▸ **WORK REQUIRED**
What is the number of lines containing the word "this"? Please answer with that number and nothing more.

▸ **PROVIDED RECORDS**
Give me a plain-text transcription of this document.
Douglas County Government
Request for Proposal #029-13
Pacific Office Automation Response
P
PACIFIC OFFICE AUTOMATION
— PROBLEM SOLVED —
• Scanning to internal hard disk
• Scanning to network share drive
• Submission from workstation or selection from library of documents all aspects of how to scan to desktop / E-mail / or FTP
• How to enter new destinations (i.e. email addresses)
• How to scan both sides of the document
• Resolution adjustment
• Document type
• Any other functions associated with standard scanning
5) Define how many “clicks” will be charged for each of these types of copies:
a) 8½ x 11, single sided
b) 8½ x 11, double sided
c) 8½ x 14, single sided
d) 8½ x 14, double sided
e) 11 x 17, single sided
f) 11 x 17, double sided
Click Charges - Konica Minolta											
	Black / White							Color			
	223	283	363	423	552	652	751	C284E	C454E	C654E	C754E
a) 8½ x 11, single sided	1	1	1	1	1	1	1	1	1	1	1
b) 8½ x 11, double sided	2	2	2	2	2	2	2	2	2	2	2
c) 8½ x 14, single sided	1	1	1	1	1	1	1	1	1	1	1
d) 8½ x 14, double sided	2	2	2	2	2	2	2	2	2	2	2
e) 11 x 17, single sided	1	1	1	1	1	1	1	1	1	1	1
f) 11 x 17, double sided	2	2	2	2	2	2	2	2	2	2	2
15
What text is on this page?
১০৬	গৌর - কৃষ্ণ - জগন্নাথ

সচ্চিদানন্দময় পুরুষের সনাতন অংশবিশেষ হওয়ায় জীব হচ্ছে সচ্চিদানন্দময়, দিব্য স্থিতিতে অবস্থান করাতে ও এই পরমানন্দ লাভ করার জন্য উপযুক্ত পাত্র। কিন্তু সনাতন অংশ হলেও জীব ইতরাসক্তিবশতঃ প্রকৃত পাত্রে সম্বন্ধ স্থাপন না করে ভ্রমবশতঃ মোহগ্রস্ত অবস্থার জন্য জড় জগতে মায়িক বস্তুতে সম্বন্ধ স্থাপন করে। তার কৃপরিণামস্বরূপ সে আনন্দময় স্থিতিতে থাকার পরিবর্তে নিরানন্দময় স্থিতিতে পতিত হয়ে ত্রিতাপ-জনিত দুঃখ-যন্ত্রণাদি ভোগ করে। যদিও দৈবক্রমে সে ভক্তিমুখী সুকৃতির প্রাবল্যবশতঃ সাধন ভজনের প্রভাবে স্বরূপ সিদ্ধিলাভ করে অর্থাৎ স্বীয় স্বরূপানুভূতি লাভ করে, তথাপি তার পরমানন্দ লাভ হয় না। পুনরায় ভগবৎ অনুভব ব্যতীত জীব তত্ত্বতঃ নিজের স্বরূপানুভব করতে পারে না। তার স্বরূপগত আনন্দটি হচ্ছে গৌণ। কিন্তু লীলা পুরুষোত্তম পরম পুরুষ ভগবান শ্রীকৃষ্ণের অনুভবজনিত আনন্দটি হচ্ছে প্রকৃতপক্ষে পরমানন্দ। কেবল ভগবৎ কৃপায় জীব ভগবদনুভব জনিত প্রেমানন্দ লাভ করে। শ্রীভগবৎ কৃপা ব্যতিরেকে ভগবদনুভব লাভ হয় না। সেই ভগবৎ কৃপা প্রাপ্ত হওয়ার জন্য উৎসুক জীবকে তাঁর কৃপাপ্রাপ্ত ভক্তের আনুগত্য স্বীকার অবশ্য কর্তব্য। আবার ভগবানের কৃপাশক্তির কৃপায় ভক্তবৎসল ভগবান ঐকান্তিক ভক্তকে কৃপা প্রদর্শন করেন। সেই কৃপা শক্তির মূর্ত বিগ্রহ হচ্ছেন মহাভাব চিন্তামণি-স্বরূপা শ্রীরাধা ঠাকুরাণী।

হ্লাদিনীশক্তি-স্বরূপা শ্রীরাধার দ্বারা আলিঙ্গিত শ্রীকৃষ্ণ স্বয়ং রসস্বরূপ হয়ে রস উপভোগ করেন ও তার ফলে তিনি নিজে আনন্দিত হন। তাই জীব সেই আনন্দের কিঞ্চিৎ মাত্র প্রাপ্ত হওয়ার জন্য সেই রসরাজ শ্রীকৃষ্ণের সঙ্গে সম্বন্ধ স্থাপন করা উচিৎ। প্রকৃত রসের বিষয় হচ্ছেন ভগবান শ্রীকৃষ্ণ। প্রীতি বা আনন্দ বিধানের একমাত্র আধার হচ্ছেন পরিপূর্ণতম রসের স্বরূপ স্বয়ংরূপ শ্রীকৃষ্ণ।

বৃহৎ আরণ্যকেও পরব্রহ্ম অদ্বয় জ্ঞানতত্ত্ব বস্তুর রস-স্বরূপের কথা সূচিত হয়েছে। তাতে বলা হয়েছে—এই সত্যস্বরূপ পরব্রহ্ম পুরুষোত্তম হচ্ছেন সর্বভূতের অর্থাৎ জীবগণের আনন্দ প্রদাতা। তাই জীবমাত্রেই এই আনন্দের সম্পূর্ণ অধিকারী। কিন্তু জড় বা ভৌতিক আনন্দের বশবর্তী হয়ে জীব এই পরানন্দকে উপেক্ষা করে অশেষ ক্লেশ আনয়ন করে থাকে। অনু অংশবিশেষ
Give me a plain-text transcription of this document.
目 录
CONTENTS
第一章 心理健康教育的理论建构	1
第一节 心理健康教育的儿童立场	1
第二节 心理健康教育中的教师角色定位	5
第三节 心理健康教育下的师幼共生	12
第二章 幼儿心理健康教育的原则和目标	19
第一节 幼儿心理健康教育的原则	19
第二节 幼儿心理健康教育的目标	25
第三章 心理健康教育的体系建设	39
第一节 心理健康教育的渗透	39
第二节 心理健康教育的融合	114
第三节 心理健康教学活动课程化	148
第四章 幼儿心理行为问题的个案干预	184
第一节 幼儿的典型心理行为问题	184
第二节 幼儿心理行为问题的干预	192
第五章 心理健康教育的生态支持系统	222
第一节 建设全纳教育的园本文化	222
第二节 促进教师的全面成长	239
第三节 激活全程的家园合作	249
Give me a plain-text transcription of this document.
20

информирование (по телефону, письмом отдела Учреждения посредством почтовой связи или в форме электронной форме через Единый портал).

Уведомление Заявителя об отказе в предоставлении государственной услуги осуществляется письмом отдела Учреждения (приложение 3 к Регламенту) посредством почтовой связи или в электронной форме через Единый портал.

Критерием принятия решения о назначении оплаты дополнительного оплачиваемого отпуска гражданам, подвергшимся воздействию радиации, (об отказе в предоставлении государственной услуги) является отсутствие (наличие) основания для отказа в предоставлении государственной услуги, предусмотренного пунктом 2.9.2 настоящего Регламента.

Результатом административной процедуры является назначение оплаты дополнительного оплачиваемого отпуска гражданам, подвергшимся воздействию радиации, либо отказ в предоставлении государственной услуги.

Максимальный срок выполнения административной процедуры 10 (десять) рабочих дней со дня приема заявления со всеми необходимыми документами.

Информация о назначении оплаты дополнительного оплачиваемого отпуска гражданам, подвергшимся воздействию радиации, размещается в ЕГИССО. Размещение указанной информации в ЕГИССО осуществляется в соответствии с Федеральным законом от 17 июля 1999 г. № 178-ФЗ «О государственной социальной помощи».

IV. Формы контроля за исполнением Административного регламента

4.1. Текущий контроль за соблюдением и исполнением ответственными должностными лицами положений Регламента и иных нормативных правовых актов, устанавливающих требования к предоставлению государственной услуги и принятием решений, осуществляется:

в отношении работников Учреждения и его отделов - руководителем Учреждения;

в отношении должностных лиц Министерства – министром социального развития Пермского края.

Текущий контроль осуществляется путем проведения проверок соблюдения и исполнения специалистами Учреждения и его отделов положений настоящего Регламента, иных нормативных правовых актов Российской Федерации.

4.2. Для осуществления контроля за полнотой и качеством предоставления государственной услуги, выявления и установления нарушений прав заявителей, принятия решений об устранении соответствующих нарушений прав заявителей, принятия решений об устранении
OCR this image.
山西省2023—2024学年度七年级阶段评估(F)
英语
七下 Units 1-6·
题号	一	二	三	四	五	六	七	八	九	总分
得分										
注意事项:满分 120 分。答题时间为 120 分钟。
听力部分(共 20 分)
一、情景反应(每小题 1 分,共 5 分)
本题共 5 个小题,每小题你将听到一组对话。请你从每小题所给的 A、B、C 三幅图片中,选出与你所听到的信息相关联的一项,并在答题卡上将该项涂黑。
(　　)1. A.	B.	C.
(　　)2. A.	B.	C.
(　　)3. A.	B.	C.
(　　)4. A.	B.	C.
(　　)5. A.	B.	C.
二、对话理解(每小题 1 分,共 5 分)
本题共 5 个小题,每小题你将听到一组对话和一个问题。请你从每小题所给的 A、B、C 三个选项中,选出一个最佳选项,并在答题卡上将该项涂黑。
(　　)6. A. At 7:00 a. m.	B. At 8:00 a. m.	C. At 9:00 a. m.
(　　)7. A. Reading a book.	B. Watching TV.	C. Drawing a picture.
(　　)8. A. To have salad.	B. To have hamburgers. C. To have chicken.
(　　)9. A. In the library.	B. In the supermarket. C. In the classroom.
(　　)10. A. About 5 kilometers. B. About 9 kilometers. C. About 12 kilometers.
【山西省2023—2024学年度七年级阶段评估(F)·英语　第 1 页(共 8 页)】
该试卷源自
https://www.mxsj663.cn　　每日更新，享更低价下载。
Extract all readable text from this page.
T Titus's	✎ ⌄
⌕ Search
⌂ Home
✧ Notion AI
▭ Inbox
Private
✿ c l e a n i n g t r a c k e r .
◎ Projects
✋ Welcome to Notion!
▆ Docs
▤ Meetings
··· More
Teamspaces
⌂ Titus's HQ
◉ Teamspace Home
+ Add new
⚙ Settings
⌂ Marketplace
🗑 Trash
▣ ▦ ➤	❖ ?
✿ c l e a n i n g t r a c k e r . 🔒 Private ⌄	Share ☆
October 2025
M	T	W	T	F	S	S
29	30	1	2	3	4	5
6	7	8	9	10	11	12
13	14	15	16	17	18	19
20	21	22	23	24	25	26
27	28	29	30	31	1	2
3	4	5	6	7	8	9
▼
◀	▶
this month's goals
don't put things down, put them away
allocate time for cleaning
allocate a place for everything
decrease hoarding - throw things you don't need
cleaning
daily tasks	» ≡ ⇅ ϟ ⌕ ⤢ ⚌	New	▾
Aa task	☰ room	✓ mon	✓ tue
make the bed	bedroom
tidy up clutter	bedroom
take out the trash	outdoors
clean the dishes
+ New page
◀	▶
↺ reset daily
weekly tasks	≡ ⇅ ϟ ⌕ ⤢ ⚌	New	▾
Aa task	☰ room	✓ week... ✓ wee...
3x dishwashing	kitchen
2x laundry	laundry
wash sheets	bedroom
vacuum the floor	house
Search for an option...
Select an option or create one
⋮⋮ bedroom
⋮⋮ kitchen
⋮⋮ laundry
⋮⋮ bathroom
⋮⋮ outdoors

▸ **PROBLEM SOLUTION**
7